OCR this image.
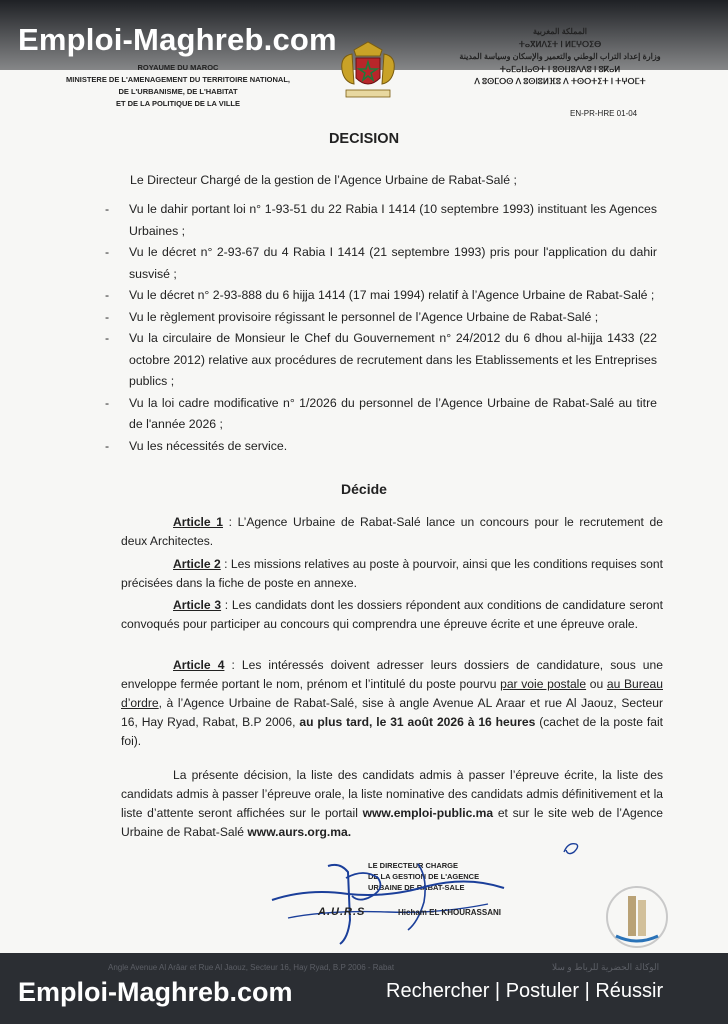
ROYAUME DU MAROC
MINISTERE DE L'AMENAGEMENT DU TERRITOIRE NATIONAL,
DE L'URBANISME, DE L'HABITAT
ET DE LA POLITIQUE DE LA VILLE
Emploi-Maghreb.com	المملكة المغربية
ⵜⴰⴳⵍⴷⵉⵜ ⵏ ⵍⵎⵖⵔⵉⴱ
وزارة إعداد التراب الوطني والتعمير والإسكان وسياسة المدينة
ⵜⴰⵎⴰⵡⴰⵙⵜ ⵏ ⵓⵙⵡⵓⴷⴷⵓ ⵏ ⵓⴽⴰⵍ
ⴷ ⵓⵙⵎⵔⵙ ⴷ ⵓⵙⵏⵓⵍⴼⵓ ⴷ ⵜⵙⵔⵜⵉⵜ ⵏ ⵜⵖⵔⵎⵜ
EN-PR-HRE 01-04
DECISION
Le Directeur Chargé de la gestion de l’Agence Urbaine de Rabat-Salé ;
- Vu le dahir portant loi n° 1-93-51 du 22 Rabia I 1414 (10 septembre 1993) instituant les Agences Urbaines ;
- Vu le décret n° 2-93-67 du 4 Rabia I 1414 (21 septembre 1993) pris pour l'application du dahir susvisé ;
- Vu le décret n° 2-93-888 du 6 hijja 1414 (17 mai 1994) relatif à l’Agence Urbaine de Rabat-Salé ;
- Vu le règlement provisoire régissant le personnel de l’Agence Urbaine de Rabat-Salé ;
- Vu la circulaire de Monsieur le Chef du Gouvernement n° 24/2012 du 6 dhou al-hijja 1433 (22 octobre 2012) relative aux procédures de recrutement dans les Etablissements et les Entreprises publics ;
- Vu la loi cadre modificative n° 1/2026 du personnel de l’Agence Urbaine de Rabat-Salé au titre de l'année 2026 ;
- Vu les nécessités de service.
Décide
Article 1 : L’Agence Urbaine de Rabat-Salé lance un concours pour le recrutement de deux Architectes.
Article 2 : Les missions relatives au poste à pourvoir, ainsi que les conditions requises sont précisées dans la fiche de poste en annexe.
Article 3 : Les candidats dont les dossiers répondent aux conditions de candidature seront convoqués pour participer au concours qui comprendra une épreuve écrite et une épreuve orale.
Article 4 : Les intéressés doivent adresser leurs dossiers de candidature, sous une enveloppe fermée portant le nom, prénom et l’intitulé du poste pourvu par voie postale ou au Bureau d’ordre, à l’Agence Urbaine de Rabat-Salé, sise à angle Avenue AL Araar et rue Al Jaouz, Secteur 16, Hay Ryad, Rabat, B.P 2006, au plus tard, le 31 août 2026 à 16 heures (cachet de la poste fait foi).
La présente décision, la liste des candidats admis à passer l’épreuve écrite, la liste des candidats admis à passer l’épreuve orale, la liste nominative des candidats admis définitivement et la liste d’attente seront affichées sur le portail www.emploi-public.ma et sur le site web de l’Agence Urbaine de Rabat-Salé www.aurs.org.ma.
LE DIRECTEUR CHARGE
DE LA GESTION DE L'AGENCE
URBAINE DE RABAT-SALE
A.U.R.S	Hicham EL KHOURASSANI
Angle Avenue Al Arâar et Rue Al Jaouz, Secteur 16, Hay Ryad, B.P 2006 - Rabat	الوكالة الحضرية للرباط و سلا
Emploi-Maghreb.com	Rechercher | Postuler | Réussir
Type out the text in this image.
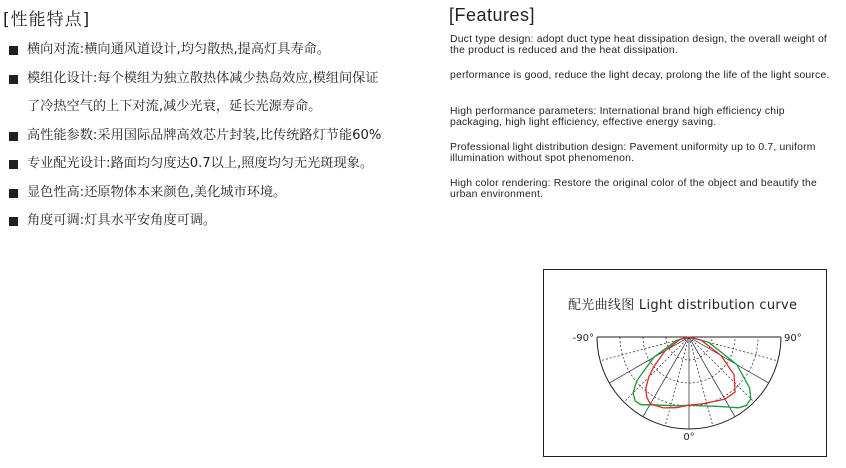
[性能特点]
横向对流:横向通风道设计,均匀散热,提高灯具寿命。
模组化设计:每个模组为独立散热体减少热岛效应,模组间保证
了冷热空气的上下对流,减少光衰，延长光源寿命。
高性能参数:采用国际品牌高效芯片封装,比传统路灯节能60%
专业配光设计:路面均匀度达0.7以上,照度均匀无光斑现象。
显色性高:还原物体本来颜色,美化城市环境。
角度可调:灯具水平安角度可调。
[Features]
Duct type design: adopt duct type heat dissipation design, the overall weight of the product is reduced and the heat dissipation.
performance is good, reduce the light decay, prolong the life of the light source.
High performance parameters: International brand high efficiency chip packaging, high light efficiency, effective energy saving.
Professional light distribution design: Pavement uniformity up to 0.7, uniform illumination without spot phenomenon.
High color rendering: Restore the original color of the object and beautify the urban environment.
配光曲线图 Light distribution curve
-90°	90°
0°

★ ★ ★ ★ ★

**THE PROBLEM**
Reproduce each entry precisely. Leave the pictures out.

**ANSWER IN FULL**
OCR this image.
ROYAUME DU MAROC
MINISTERE DE L'AMENAGEMENT DU TERRITOIRE NATIONAL,
DE L'URBANISME, DE L'HABITAT
ET DE LA POLITIQUE DE LA VILLE
Emploi-Maghreb.com	المملكة المغربية
ⵜⴰⴳⵍⴷⵉⵜ ⵏ ⵍⵎⵖⵔⵉⴱ
وزارة إعداد التراب الوطني والتعمير والإسكان وسياسة المدينة
ⵜⴰⵎⴰⵡⴰⵙⵜ ⵏ ⵓⵙⵡⵓⴷⴷⵓ ⵏ ⵓⴽⴰⵍ
ⴷ ⵓⵙⵎⵔⵙ ⴷ ⵓⵙⵏⵓⵍⴼⵓ ⴷ ⵜⵙⵔⵜⵉⵜ ⵏ ⵜⵖⵔⵎⵜ
EN-PR-HRE 01-04
DECISION
Le Directeur Chargé de la gestion de l’Agence Urbaine de Rabat-Salé ;
- Vu le dahir portant loi n° 1-93-51 du 22 Rabia I 1414 (10 septembre 1993) instituant les Agences Urbaines ;
- Vu le décret n° 2-93-67 du 4 Rabia I 1414 (21 septembre 1993) pris pour l'application du dahir susvisé ;
- Vu le décret n° 2-93-888 du 6 hijja 1414 (17 mai 1994) relatif à l’Agence Urbaine de Rabat-Salé ;
- Vu le règlement provisoire régissant le personnel de l’Agence Urbaine de Rabat-Salé ;
- Vu la circulaire de Monsieur le Chef du Gouvernement n° 24/2012 du 6 dhou al-hijja 1433 (22 octobre 2012) relative aux procédures de recrutement dans les Etablissements et les Entreprises publics ;
- Vu la loi cadre modificative n° 1/2026 du personnel de l’Agence Urbaine de Rabat-Salé au titre de l'année 2026 ;
- Vu les nécessités de service.
Décide
Article 1 : L’Agence Urbaine de Rabat-Salé lance un concours pour le recrutement de deux Architectes.
Article 2 : Les missions relatives au poste à pourvoir, ainsi que les conditions requises sont précisées dans la fiche de poste en annexe.
Article 3 : Les candidats dont les dossiers répondent aux conditions de candidature seront convoqués pour participer au concours qui comprendra une épreuve écrite et une épreuve orale.
Article 4 : Les intéressés doivent adresser leurs dossiers de candidature, sous une enveloppe fermée portant le nom, prénom et l’intitulé du poste pourvu par voie postale ou au Bureau d’ordre, à l’Agence Urbaine de Rabat-Salé, sise à angle Avenue AL Araar et rue Al Jaouz, Secteur 16, Hay Ryad, Rabat, B.P 2006, au plus tard, le 31 août 2026 à 16 heures (cachet de la poste fait foi).
La présente décision, la liste des candidats admis à passer l’épreuve écrite, la liste des candidats admis à passer l’épreuve orale, la liste nominative des candidats admis définitivement et la liste d’attente seront affichées sur le portail www.emploi-public.ma et sur le site web de l’Agence Urbaine de Rabat-Salé www.aurs.org.ma.
LE DIRECTEUR CHARGE
DE LA GESTION DE L'AGENCE
URBAINE DE RABAT-SALE
A.U.R.S	Hicham EL KHOURASSANI
Angle Avenue Al Arâar et Rue Al Jaouz, Secteur 16, Hay Ryad, B.P 2006 - Rabat	الوكالة الحضرية للرباط و سلا
Emploi-Maghreb.com	Rechercher | Postuler | Réussir
Type out the text in this image.
[性能特点]
横向对流:横向通风道设计,均匀散热,提高灯具寿命。
模组化设计:每个模组为独立散热体减少热岛效应,模组间保证
了冷热空气的上下对流,减少光衰，延长光源寿命。
高性能参数:采用国际品牌高效芯片封装,比传统路灯节能60%
专业配光设计:路面均匀度达0.7以上,照度均匀无光斑现象。
显色性高:还原物体本来颜色,美化城市环境。
角度可调:灯具水平安角度可调。
[Features]
Duct type design: adopt duct type heat dissipation design, the overall weight of the product is reduced and the heat dissipation.
performance is good, reduce the light decay, prolong the life of the light source.
High performance parameters: International brand high efficiency chip packaging, high light efficiency, effective energy saving.
Professional light distribution design: Pavement uniformity up to 0.7, uniform illumination without spot phenomenon.
High color rendering: Restore the original color of the object and beautify the urban environment.
配光曲线图 Light distribution curve
-90°	90°
0°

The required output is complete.